--- Action item ---
Below are records; how many of their lines contain "jiných"? Reply with the number and no other words.

--- Extracted data ---

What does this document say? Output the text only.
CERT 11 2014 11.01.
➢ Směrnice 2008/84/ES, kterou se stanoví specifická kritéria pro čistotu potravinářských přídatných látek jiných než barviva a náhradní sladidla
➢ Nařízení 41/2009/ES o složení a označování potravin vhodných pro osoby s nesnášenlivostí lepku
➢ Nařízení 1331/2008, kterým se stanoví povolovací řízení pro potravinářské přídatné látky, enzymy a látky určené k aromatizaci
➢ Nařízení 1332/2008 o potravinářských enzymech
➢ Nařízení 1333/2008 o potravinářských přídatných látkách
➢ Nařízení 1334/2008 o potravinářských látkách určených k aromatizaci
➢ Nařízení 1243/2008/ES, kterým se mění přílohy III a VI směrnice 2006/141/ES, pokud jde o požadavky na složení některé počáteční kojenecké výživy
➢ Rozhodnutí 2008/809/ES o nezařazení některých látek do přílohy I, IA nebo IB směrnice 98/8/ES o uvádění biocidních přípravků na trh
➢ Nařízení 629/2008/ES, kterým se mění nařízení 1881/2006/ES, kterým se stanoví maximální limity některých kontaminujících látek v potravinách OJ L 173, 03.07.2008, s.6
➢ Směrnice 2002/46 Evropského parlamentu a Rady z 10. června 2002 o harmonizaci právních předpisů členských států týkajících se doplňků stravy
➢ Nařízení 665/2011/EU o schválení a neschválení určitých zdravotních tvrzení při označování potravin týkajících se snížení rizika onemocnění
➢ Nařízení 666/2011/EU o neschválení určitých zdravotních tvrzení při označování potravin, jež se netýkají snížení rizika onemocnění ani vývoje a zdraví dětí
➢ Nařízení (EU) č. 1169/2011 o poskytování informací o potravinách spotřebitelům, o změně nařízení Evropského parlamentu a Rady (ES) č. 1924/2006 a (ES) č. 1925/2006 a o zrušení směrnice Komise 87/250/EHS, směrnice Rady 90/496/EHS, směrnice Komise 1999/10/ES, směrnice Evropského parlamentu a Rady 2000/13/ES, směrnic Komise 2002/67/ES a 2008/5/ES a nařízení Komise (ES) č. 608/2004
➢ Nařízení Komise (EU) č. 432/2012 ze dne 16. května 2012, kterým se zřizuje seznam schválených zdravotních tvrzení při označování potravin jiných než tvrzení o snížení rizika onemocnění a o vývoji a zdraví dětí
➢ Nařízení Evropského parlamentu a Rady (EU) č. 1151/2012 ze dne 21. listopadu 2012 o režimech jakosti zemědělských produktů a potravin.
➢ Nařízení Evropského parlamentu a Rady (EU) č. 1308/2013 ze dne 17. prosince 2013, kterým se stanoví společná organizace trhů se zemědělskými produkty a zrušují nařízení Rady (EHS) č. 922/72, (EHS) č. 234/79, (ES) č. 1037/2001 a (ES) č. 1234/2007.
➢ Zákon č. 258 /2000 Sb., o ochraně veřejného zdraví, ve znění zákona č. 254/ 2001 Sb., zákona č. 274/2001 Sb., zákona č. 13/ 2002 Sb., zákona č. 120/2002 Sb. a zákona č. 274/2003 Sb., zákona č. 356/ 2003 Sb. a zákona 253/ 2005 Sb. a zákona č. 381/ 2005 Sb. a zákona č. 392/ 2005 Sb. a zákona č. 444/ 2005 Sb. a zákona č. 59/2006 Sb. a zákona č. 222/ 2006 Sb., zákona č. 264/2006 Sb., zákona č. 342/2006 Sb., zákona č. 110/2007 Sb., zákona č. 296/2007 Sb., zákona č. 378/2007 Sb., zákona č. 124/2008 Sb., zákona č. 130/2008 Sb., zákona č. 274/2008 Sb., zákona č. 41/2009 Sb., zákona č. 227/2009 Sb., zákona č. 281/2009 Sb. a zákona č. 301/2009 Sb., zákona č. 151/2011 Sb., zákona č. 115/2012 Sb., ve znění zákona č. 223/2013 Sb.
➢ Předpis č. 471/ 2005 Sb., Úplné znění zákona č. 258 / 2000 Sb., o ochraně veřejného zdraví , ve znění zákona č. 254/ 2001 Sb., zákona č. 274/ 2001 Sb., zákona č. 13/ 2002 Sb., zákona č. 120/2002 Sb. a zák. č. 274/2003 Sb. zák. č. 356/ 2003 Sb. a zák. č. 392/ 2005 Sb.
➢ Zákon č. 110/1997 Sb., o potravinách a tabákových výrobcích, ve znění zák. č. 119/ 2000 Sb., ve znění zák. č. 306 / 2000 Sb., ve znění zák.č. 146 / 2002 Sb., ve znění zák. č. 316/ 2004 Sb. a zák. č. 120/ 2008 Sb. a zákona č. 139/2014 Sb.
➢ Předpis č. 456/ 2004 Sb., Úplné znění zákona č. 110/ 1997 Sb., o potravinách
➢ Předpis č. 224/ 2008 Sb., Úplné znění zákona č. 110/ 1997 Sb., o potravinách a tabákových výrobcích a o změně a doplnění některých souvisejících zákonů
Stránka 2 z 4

--- Answer for this exercise ---
2